**Goal**
Please print all of the material below, word for word.

[begin Material provided]

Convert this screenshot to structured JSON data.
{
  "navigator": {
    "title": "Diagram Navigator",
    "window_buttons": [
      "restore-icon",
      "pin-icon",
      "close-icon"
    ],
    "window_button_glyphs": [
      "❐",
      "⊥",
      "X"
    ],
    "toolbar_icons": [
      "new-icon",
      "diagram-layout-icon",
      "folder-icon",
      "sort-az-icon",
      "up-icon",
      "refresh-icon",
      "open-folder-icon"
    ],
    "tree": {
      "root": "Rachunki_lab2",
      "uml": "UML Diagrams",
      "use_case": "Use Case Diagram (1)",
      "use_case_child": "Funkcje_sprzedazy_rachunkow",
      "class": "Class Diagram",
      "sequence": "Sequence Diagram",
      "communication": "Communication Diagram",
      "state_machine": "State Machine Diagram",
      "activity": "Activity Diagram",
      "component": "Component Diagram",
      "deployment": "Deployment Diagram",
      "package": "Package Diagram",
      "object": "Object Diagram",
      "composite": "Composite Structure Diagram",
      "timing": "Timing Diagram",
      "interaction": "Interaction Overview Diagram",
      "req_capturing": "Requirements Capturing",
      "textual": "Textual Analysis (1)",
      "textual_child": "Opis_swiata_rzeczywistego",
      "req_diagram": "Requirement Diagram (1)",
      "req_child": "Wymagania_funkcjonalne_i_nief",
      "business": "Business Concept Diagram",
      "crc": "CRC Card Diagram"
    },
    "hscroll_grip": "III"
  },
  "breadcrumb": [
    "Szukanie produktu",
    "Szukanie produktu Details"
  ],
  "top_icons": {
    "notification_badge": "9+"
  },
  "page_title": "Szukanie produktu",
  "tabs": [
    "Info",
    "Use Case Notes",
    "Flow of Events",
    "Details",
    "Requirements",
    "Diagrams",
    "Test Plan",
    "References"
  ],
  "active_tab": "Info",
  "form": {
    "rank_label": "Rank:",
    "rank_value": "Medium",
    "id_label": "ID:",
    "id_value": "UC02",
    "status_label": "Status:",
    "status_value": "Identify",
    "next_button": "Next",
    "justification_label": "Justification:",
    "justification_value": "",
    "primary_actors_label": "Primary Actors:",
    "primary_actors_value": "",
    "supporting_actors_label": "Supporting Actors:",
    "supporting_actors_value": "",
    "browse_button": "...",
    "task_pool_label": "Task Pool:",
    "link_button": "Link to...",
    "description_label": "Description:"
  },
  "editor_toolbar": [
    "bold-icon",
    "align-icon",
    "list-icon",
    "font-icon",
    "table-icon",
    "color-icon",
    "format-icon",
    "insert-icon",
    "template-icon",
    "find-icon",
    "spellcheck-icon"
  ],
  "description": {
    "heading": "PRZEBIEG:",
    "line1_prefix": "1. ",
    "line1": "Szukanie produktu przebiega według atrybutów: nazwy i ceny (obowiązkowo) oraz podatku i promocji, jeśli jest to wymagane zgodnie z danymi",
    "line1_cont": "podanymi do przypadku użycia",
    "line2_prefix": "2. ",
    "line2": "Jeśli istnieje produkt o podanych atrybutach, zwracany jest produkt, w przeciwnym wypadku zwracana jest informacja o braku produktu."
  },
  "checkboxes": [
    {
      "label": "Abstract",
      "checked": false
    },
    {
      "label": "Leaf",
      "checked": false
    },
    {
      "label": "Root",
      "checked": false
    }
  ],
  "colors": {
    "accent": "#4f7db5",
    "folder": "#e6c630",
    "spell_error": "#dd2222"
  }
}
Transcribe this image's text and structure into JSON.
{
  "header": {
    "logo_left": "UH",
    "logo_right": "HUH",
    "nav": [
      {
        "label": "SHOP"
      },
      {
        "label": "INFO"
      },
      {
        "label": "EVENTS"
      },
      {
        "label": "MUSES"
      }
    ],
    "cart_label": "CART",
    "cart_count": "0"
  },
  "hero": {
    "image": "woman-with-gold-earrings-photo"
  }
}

[end Material provided]

**Result below**
Convert this screenshot to structured JSON data.
{
  "navigator": {
    "title": "Diagram Navigator",
    "window_buttons": [
      "restore-icon",
      "pin-icon",
      "close-icon"
    ],
    "window_button_glyphs": [
      "❐",
      "⊥",
      "X"
    ],
    "toolbar_icons": [
      "new-icon",
      "diagram-layout-icon",
      "folder-icon",
      "sort-az-icon",
      "up-icon",
      "refresh-icon",
      "open-folder-icon"
    ],
    "tree": {
      "root": "Rachunki_lab2",
      "uml": "UML Diagrams",
      "use_case": "Use Case Diagram (1)",
      "use_case_child": "Funkcje_sprzedazy_rachunkow",
      "class": "Class Diagram",
      "sequence": "Sequence Diagram",
      "communication": "Communication Diagram",
      "state_machine": "State Machine Diagram",
      "activity": "Activity Diagram",
      "component": "Component Diagram",
      "deployment": "Deployment Diagram",
      "package": "Package Diagram",
      "object": "Object Diagram",
      "composite": "Composite Structure Diagram",
      "timing": "Timing Diagram",
      "interaction": "Interaction Overview Diagram",
      "req_capturing": "Requirements Capturing",
      "textual": "Textual Analysis (1)",
      "textual_child": "Opis_swiata_rzeczywistego",
      "req_diagram": "Requirement Diagram (1)",
      "req_child": "Wymagania_funkcjonalne_i_nief",
      "business": "Business Concept Diagram",
      "crc": "CRC Card Diagram"
    },
    "hscroll_grip": "III"
  },
  "breadcrumb": [
    "Szukanie produktu",
    "Szukanie produktu Details"
  ],
  "top_icons": {
    "notification_badge": "9+"
  },
  "page_title": "Szukanie produktu",
  "tabs": [
    "Info",
    "Use Case Notes",
    "Flow of Events",
    "Details",
    "Requirements",
    "Diagrams",
    "Test Plan",
    "References"
  ],
  "active_tab": "Info",
  "form": {
    "rank_label": "Rank:",
    "rank_value": "Medium",
    "id_label": "ID:",
    "id_value": "UC02",
    "status_label": "Status:",
    "status_value": "Identify",
    "next_button": "Next",
    "justification_label": "Justification:",
    "justification_value": "",
    "primary_actors_label": "Primary Actors:",
    "primary_actors_value": "",
    "supporting_actors_label": "Supporting Actors:",
    "supporting_actors_value": "",
    "browse_button": "...",
    "task_pool_label": "Task Pool:",
    "link_button": "Link to...",
    "description_label": "Description:"
  },
  "editor_toolbar": [
    "bold-icon",
    "align-icon",
    "list-icon",
    "font-icon",
    "table-icon",
    "color-icon",
    "format-icon",
    "insert-icon",
    "template-icon",
    "find-icon",
    "spellcheck-icon"
  ],
  "description": {
    "heading": "PRZEBIEG:",
    "line1_prefix": "1. ",
    "line1": "Szukanie produktu przebiega według atrybutów: nazwy i ceny (obowiązkowo) oraz podatku i promocji, jeśli jest to wymagane zgodnie z danymi",
    "line1_cont": "podanymi do przypadku użycia",
    "line2_prefix": "2. ",
    "line2": "Jeśli istnieje produkt o podanych atrybutach, zwracany jest produkt, w przeciwnym wypadku zwracana jest informacja o braku produktu."
  },
  "checkboxes": [
    {
      "label": "Abstract",
      "checked": false
    },
    {
      "label": "Leaf",
      "checked": false
    },
    {
      "label": "Root",
      "checked": false
    }
  ],
  "colors": {
    "accent": "#4f7db5",
    "folder": "#e6c630",
    "spell_error": "#dd2222"
  }
}
Transcribe this image's text and structure into JSON.
{
  "header": {
    "logo_left": "UH",
    "logo_right": "HUH",
    "nav": [
      {
        "label": "SHOP"
      },
      {
        "label": "INFO"
      },
      {
        "label": "EVENTS"
      },
      {
        "label": "MUSES"
      }
    ],
    "cart_label": "CART",
    "cart_count": "0"
  },
  "hero": {
    "image": "woman-with-gold-earrings-photo"
  }
}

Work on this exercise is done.